▸ Records to process

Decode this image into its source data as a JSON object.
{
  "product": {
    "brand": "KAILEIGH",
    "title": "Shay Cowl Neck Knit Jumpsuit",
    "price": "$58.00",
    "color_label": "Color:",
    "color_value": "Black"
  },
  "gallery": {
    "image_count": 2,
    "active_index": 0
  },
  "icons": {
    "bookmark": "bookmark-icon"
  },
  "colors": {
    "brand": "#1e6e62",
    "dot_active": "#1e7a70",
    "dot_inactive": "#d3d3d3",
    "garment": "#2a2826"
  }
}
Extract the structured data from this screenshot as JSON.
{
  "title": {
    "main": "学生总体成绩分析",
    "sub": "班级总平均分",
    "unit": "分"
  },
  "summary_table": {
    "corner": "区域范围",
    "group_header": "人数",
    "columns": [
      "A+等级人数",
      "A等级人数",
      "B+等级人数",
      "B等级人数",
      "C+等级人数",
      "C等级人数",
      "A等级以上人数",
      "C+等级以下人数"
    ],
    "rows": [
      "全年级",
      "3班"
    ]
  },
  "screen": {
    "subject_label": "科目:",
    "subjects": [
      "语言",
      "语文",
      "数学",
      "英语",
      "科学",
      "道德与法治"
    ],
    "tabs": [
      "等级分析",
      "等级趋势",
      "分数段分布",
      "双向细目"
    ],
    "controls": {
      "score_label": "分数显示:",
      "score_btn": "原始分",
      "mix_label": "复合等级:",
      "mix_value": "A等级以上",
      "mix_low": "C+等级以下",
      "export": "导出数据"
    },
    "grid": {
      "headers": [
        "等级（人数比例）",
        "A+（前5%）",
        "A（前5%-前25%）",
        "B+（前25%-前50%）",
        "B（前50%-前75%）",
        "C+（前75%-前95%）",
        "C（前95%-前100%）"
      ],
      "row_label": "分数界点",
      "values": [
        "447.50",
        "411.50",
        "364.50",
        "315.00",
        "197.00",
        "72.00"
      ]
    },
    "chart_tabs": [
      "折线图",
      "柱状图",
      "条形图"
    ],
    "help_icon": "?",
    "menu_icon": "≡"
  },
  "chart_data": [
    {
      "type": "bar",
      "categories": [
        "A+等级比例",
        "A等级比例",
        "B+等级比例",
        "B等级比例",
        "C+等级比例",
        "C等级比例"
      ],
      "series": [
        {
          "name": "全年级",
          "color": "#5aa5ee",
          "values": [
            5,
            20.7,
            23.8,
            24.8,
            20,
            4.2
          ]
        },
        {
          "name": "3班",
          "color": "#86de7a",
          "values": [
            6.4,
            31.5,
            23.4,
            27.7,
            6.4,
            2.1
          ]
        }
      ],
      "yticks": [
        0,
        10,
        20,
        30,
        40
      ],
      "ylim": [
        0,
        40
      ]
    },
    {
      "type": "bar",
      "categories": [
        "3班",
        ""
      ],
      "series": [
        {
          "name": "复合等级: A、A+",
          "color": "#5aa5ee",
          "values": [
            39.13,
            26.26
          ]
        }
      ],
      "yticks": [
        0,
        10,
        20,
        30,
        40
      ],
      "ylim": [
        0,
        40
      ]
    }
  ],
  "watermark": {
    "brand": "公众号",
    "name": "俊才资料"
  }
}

▸ What needs to be done
Write out the data exactly as it stands.

▸ Written response
Decode this image into its source data as a JSON object.
{
  "product": {
    "brand": "KAILEIGH",
    "title": "Shay Cowl Neck Knit Jumpsuit",
    "price": "$58.00",
    "color_label": "Color:",
    "color_value": "Black"
  },
  "gallery": {
    "image_count": 2,
    "active_index": 0
  },
  "icons": {
    "bookmark": "bookmark-icon"
  },
  "colors": {
    "brand": "#1e6e62",
    "dot_active": "#1e7a70",
    "dot_inactive": "#d3d3d3",
    "garment": "#2a2826"
  }
}
Extract the structured data from this screenshot as JSON.
{
  "title": {
    "main": "学生总体成绩分析",
    "sub": "班级总平均分",
    "unit": "分"
  },
  "summary_table": {
    "corner": "区域范围",
    "group_header": "人数",
    "columns": [
      "A+等级人数",
      "A等级人数",
      "B+等级人数",
      "B等级人数",
      "C+等级人数",
      "C等级人数",
      "A等级以上人数",
      "C+等级以下人数"
    ],
    "rows": [
      "全年级",
      "3班"
    ]
  },
  "screen": {
    "subject_label": "科目:",
    "subjects": [
      "语言",
      "语文",
      "数学",
      "英语",
      "科学",
      "道德与法治"
    ],
    "tabs": [
      "等级分析",
      "等级趋势",
      "分数段分布",
      "双向细目"
    ],
    "controls": {
      "score_label": "分数显示:",
      "score_btn": "原始分",
      "mix_label": "复合等级:",
      "mix_value": "A等级以上",
      "mix_low": "C+等级以下",
      "export": "导出数据"
    },
    "grid": {
      "headers": [
        "等级（人数比例）",
        "A+（前5%）",
        "A（前5%-前25%）",
        "B+（前25%-前50%）",
        "B（前50%-前75%）",
        "C+（前75%-前95%）",
        "C（前95%-前100%）"
      ],
      "row_label": "分数界点",
      "values": [
        "447.50",
        "411.50",
        "364.50",
        "315.00",
        "197.00",
        "72.00"
      ]
    },
    "chart_tabs": [
      "折线图",
      "柱状图",
      "条形图"
    ],
    "help_icon": "?",
    "menu_icon": "≡"
  },
  "chart_data": [
    {
      "type": "bar",
      "categories": [
        "A+等级比例",
        "A等级比例",
        "B+等级比例",
        "B等级比例",
        "C+等级比例",
        "C等级比例"
      ],
      "series": [
        {
          "name": "全年级",
          "color": "#5aa5ee",
          "values": [
            5,
            20.7,
            23.8,
            24.8,
            20,
            4.2
          ]
        },
        {
          "name": "3班",
          "color": "#86de7a",
          "values": [
            6.4,
            31.5,
            23.4,
            27.7,
            6.4,
            2.1
          ]
        }
      ],
      "yticks": [
        0,
        10,
        20,
        30,
        40
      ],
      "ylim": [
        0,
        40
      ]
    },
    {
      "type": "bar",
      "categories": [
        "3班",
        ""
      ],
      "series": [
        {
          "name": "复合等级: A、A+",
          "color": "#5aa5ee",
          "values": [
            39.13,
            26.26
          ]
        }
      ],
      "yticks": [
        0,
        10,
        20,
        30,
        40
      ],
      "ylim": [
        0,
        40
      ]
    }
  ],
  "watermark": {
    "brand": "公众号",
    "name": "俊才资料"
  }
}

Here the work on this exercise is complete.